When you reproduce the data, keep every word exactly as it stands and leave the pictures out.
Top of Exercise data
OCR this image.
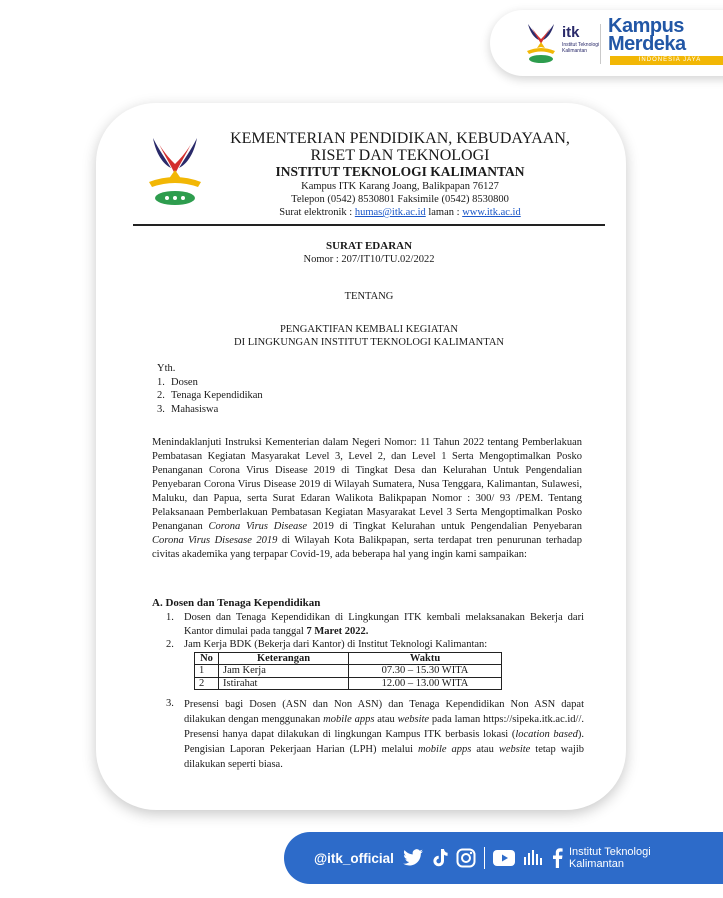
itk
Institut Teknologi Kalimantan
Kampus
Merdeka
INDONESIA JAYA
KEMENTERIAN PENDIDIKAN, KEBUDAYAAN,
RISET DAN TEKNOLOGI
INSTITUT TEKNOLOGI KALIMANTAN
Kampus ITK Karang Joang, Balikpapan 76127
Telepon (0542) 8530801 Faksimile (0542) 8530800
Surat elektronik : humas@itk.ac.id laman : www.itk.ac.id
SURAT EDARAN
Nomor : 207/IT10/TU.02/2022
TENTANG
PENGAKTIFAN KEMBALI KEGIATAN
DI LINGKUNGAN INSTITUT TEKNOLOGI KALIMANTAN
Yth.
1. Dosen
2. Tenaga Kependidikan
3. Mahasiswa

Menindaklanjuti Instruksi Kementerian dalam Negeri Nomor: 11 Tahun 2022 tentang Pemberlakuan Pembatasan Kegiatan Masyarakat Level 3, Level 2, dan Level 1 Serta Mengoptimalkan Posko Penanganan Corona Virus Disease 2019 di Tingkat Desa dan Kelurahan Untuk Pengendalian Penyebaran Corona Virus Disease 2019 di Wilayah Sumatera, Nusa Tenggara, Kalimantan, Sulawesi, Maluku, dan Papua, serta Surat Edaran Walikota Balikpapan Nomor : 300/ 93 /PEM. Tentang Pelaksanaan Pemberlakuan Pembatasan Kegiatan Masyarakat Level 3 Serta Mengoptimalkan Posko Penanganan Corona Virus Disease 2019 di Tingkat Kelurahan untuk Pengendalian Penyebaran Corona Virus Disesase 2019 di Wilayah Kota Balikpapan, serta terdapat tren penurunan terhadap civitas akademika yang terpapar Covid-19, ada beberapa hal yang ingin kami sampaikan:

A. Dosen dan Tenaga Kependidikan
1. Dosen dan Tenaga Kependidikan di Lingkungan ITK kembali melaksanakan Bekerja dari Kantor dimulai pada tanggal 7 Maret 2022.
2. Jam Kerja BDK (Bekerja dari Kantor) di Institut Teknologi Kalimantan:
No	Keterangan	Waktu
1	Jam Kerja	07.30 – 15.30 WITA
2	Istirahat	12.00 – 13.00 WITA
3. Presensi bagi Dosen (ASN dan Non ASN) dan Tenaga Kependidikan Non ASN dapat dilakukan dengan menggunakan mobile apps atau website pada laman https://sipeka.itk.ac.id//. Presensi hanya dapat dilakukan di lingkungan Kampus ITK berbasis lokasi (location based). Pengisian Laporan Pekerjaan Harian (LPH) melalui mobile apps atau website tetap wajib dilakukan seperti biasa.
@itk_official	Institut Teknologi
Kalimantan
Bottom of Exercise data
▸ **Solution below**:
OCR this image.
itk
Institut Teknologi Kalimantan
Kampus
Merdeka
INDONESIA JAYA
KEMENTERIAN PENDIDIKAN, KEBUDAYAAN,
RISET DAN TEKNOLOGI
INSTITUT TEKNOLOGI KALIMANTAN
Kampus ITK Karang Joang, Balikpapan 76127
Telepon (0542) 8530801 Faksimile (0542) 8530800
Surat elektronik : humas@itk.ac.id laman : www.itk.ac.id
SURAT EDARAN
Nomor : 207/IT10/TU.02/2022
TENTANG
PENGAKTIFAN KEMBALI KEGIATAN
DI LINGKUNGAN INSTITUT TEKNOLOGI KALIMANTAN
Yth.
1. Dosen
2. Tenaga Kependidikan
3. Mahasiswa

Menindaklanjuti Instruksi Kementerian dalam Negeri Nomor: 11 Tahun 2022 tentang Pemberlakuan Pembatasan Kegiatan Masyarakat Level 3, Level 2, dan Level 1 Serta Mengoptimalkan Posko Penanganan Corona Virus Disease 2019 di Tingkat Desa dan Kelurahan Untuk Pengendalian Penyebaran Corona Virus Disease 2019 di Wilayah Sumatera, Nusa Tenggara, Kalimantan, Sulawesi, Maluku, dan Papua, serta Surat Edaran Walikota Balikpapan Nomor : 300/ 93 /PEM. Tentang Pelaksanaan Pemberlakuan Pembatasan Kegiatan Masyarakat Level 3 Serta Mengoptimalkan Posko Penanganan Corona Virus Disease 2019 di Tingkat Kelurahan untuk Pengendalian Penyebaran Corona Virus Disesase 2019 di Wilayah Kota Balikpapan, serta terdapat tren penurunan terhadap civitas akademika yang terpapar Covid-19, ada beberapa hal yang ingin kami sampaikan:

A. Dosen dan Tenaga Kependidikan
1. Dosen dan Tenaga Kependidikan di Lingkungan ITK kembali melaksanakan Bekerja dari Kantor dimulai pada tanggal 7 Maret 2022.
2. Jam Kerja BDK (Bekerja dari Kantor) di Institut Teknologi Kalimantan:
No	Keterangan	Waktu
1	Jam Kerja	07.30 – 15.30 WITA
2	Istirahat	12.00 – 13.00 WITA
3. Presensi bagi Dosen (ASN dan Non ASN) dan Tenaga Kependidikan Non ASN dapat dilakukan dengan menggunakan mobile apps atau website pada laman https://sipeka.itk.ac.id//. Presensi hanya dapat dilakukan di lingkungan Kampus ITK berbasis lokasi (location based). Pengisian Laporan Pekerjaan Harian (LPH) melalui mobile apps atau website tetap wajib dilakukan seperti biasa.
@itk_official	Institut Teknologi
Kalimantan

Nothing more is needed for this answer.